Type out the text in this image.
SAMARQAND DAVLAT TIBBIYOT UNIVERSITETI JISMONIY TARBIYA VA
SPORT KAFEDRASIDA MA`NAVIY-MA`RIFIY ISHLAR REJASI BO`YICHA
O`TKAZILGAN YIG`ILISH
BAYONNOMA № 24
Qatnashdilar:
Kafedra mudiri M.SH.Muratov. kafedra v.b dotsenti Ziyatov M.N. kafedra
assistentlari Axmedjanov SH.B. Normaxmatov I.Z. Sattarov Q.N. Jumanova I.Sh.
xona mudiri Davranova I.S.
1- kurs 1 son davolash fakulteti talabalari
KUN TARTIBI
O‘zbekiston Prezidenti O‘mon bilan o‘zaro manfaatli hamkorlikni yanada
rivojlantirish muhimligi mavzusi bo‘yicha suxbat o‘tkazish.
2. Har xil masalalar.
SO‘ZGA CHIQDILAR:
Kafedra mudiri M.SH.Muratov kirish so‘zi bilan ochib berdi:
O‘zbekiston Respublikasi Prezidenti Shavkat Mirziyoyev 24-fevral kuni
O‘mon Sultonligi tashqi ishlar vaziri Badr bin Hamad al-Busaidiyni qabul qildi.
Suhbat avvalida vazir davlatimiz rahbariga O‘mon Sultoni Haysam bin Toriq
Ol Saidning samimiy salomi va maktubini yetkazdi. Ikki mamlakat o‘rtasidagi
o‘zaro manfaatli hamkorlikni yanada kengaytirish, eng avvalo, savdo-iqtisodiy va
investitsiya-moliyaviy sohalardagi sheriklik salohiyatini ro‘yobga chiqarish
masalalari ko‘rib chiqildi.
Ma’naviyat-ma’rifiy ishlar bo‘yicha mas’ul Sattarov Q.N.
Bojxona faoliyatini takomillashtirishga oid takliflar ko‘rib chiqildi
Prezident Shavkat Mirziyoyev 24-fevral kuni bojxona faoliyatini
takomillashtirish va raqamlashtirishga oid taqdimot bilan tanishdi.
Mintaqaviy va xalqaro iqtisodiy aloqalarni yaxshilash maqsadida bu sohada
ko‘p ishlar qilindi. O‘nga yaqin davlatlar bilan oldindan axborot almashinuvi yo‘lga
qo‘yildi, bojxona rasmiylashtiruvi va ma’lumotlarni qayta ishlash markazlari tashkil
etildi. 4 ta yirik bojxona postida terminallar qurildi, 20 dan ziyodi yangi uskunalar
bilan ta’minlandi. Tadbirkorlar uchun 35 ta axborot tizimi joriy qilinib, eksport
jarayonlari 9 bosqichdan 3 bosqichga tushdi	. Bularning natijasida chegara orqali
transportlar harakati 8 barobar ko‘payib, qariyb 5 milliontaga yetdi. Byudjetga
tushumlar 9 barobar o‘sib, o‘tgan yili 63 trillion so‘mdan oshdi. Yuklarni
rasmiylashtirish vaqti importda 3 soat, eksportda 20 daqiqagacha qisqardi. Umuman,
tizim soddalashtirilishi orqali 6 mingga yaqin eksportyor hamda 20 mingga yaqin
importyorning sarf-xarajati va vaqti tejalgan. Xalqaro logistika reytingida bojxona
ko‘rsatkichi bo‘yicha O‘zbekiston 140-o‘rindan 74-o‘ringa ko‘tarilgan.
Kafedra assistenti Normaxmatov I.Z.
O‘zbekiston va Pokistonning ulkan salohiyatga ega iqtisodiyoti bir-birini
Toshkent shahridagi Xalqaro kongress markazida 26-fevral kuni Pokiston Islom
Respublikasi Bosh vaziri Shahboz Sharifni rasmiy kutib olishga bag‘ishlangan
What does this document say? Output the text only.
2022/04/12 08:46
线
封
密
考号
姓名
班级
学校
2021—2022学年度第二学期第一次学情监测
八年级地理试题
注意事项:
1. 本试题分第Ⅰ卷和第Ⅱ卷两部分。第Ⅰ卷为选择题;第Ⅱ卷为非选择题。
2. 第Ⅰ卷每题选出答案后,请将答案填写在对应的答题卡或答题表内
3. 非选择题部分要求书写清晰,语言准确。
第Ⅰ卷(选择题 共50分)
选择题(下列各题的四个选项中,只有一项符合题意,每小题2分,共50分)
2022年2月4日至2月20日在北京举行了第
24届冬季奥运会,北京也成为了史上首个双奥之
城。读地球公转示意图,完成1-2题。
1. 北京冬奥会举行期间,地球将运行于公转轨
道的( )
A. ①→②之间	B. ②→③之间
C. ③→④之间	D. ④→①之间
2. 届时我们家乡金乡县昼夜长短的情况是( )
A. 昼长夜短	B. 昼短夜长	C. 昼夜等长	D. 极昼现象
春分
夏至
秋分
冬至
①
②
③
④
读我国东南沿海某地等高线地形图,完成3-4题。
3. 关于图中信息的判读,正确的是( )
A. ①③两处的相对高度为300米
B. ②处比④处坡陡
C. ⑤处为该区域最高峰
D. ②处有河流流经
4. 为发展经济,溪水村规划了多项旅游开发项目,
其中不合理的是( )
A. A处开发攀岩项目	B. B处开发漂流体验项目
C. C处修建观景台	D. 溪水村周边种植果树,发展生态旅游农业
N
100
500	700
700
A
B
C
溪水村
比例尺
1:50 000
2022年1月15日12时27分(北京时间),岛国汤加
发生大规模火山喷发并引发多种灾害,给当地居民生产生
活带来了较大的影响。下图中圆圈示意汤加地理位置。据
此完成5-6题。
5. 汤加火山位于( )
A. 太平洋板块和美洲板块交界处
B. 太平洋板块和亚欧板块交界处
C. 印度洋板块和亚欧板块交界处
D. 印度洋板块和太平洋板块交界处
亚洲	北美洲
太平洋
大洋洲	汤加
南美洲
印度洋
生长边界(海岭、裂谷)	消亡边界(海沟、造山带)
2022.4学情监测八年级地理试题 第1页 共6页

## Objective
Print the material verbatim, all of it.

## Response to the task
Type out the text in this image.
SAMARQAND DAVLAT TIBBIYOT UNIVERSITETI JISMONIY TARBIYA VA
SPORT KAFEDRASIDA MA`NAVIY-MA`RIFIY ISHLAR REJASI BO`YICHA
O`TKAZILGAN YIG`ILISH
BAYONNOMA № 24
Qatnashdilar:
Kafedra mudiri M.SH.Muratov. kafedra v.b dotsenti Ziyatov M.N. kafedra
assistentlari Axmedjanov SH.B. Normaxmatov I.Z. Sattarov Q.N. Jumanova I.Sh.
xona mudiri Davranova I.S.
1- kurs 1 son davolash fakulteti talabalari
KUN TARTIBI
O‘zbekiston Prezidenti O‘mon bilan o‘zaro manfaatli hamkorlikni yanada
rivojlantirish muhimligi mavzusi bo‘yicha suxbat o‘tkazish.
2. Har xil masalalar.
SO‘ZGA CHIQDILAR:
Kafedra mudiri M.SH.Muratov kirish so‘zi bilan ochib berdi:
O‘zbekiston Respublikasi Prezidenti Shavkat Mirziyoyev 24-fevral kuni
O‘mon Sultonligi tashqi ishlar vaziri Badr bin Hamad al-Busaidiyni qabul qildi.
Suhbat avvalida vazir davlatimiz rahbariga O‘mon Sultoni Haysam bin Toriq
Ol Saidning samimiy salomi va maktubini yetkazdi. Ikki mamlakat o‘rtasidagi
o‘zaro manfaatli hamkorlikni yanada kengaytirish, eng avvalo, savdo-iqtisodiy va
investitsiya-moliyaviy sohalardagi sheriklik salohiyatini ro‘yobga chiqarish
masalalari ko‘rib chiqildi.
Ma’naviyat-ma’rifiy ishlar bo‘yicha mas’ul Sattarov Q.N.
Bojxona faoliyatini takomillashtirishga oid takliflar ko‘rib chiqildi
Prezident Shavkat Mirziyoyev 24-fevral kuni bojxona faoliyatini
takomillashtirish va raqamlashtirishga oid taqdimot bilan tanishdi.
Mintaqaviy va xalqaro iqtisodiy aloqalarni yaxshilash maqsadida bu sohada
ko‘p ishlar qilindi. O‘nga yaqin davlatlar bilan oldindan axborot almashinuvi yo‘lga
qo‘yildi, bojxona rasmiylashtiruvi va ma’lumotlarni qayta ishlash markazlari tashkil
etildi. 4 ta yirik bojxona postida terminallar qurildi, 20 dan ziyodi yangi uskunalar
bilan ta’minlandi. Tadbirkorlar uchun 35 ta axborot tizimi joriy qilinib, eksport
jarayonlari 9 bosqichdan 3 bosqichga tushdi	. Bularning natijasida chegara orqali
transportlar harakati 8 barobar ko‘payib, qariyb 5 milliontaga yetdi. Byudjetga
tushumlar 9 barobar o‘sib, o‘tgan yili 63 trillion so‘mdan oshdi. Yuklarni
rasmiylashtirish vaqti importda 3 soat, eksportda 20 daqiqagacha qisqardi. Umuman,
tizim soddalashtirilishi orqali 6 mingga yaqin eksportyor hamda 20 mingga yaqin
importyorning sarf-xarajati va vaqti tejalgan. Xalqaro logistika reytingida bojxona
ko‘rsatkichi bo‘yicha O‘zbekiston 140-o‘rindan 74-o‘ringa ko‘tarilgan.
Kafedra assistenti Normaxmatov I.Z.
O‘zbekiston va Pokistonning ulkan salohiyatga ega iqtisodiyoti bir-birini
Toshkent shahridagi Xalqaro kongress markazida 26-fevral kuni Pokiston Islom
Respublikasi Bosh vaziri Shahboz Sharifni rasmiy kutib olishga bag‘ishlangan
What does this document say? Output the text only.
2022/04/12 08:46
线
封
密
考号
姓名
班级
学校
2021—2022学年度第二学期第一次学情监测
八年级地理试题
注意事项:
1. 本试题分第Ⅰ卷和第Ⅱ卷两部分。第Ⅰ卷为选择题;第Ⅱ卷为非选择题。
2. 第Ⅰ卷每题选出答案后,请将答案填写在对应的答题卡或答题表内
3. 非选择题部分要求书写清晰,语言准确。
第Ⅰ卷(选择题 共50分)
选择题(下列各题的四个选项中,只有一项符合题意,每小题2分,共50分)
2022年2月4日至2月20日在北京举行了第
24届冬季奥运会,北京也成为了史上首个双奥之
城。读地球公转示意图,完成1-2题。
1. 北京冬奥会举行期间,地球将运行于公转轨
道的( )
A. ①→②之间	B. ②→③之间
C. ③→④之间	D. ④→①之间
2. 届时我们家乡金乡县昼夜长短的情况是( )
A. 昼长夜短	B. 昼短夜长	C. 昼夜等长	D. 极昼现象
春分
夏至
秋分
冬至
①
②
③
④
读我国东南沿海某地等高线地形图,完成3-4题。
3. 关于图中信息的判读,正确的是( )
A. ①③两处的相对高度为300米
B. ②处比④处坡陡
C. ⑤处为该区域最高峰
D. ②处有河流流经
4. 为发展经济,溪水村规划了多项旅游开发项目,
其中不合理的是( )
A. A处开发攀岩项目	B. B处开发漂流体验项目
C. C处修建观景台	D. 溪水村周边种植果树,发展生态旅游农业
N
100
500	700
700
A
B
C
溪水村
比例尺
1:50 000
2022年1月15日12时27分(北京时间),岛国汤加
发生大规模火山喷发并引发多种灾害,给当地居民生产生
活带来了较大的影响。下图中圆圈示意汤加地理位置。据
此完成5-6题。
5. 汤加火山位于( )
A. 太平洋板块和美洲板块交界处
B. 太平洋板块和亚欧板块交界处
C. 印度洋板块和亚欧板块交界处
D. 印度洋板块和太平洋板块交界处
亚洲	北美洲
太平洋
大洋洲	汤加
南美洲
印度洋
生长边界(海岭、裂谷)	消亡边界(海沟、造山带)
2022.4学情监测八年级地理试题 第1页 共6页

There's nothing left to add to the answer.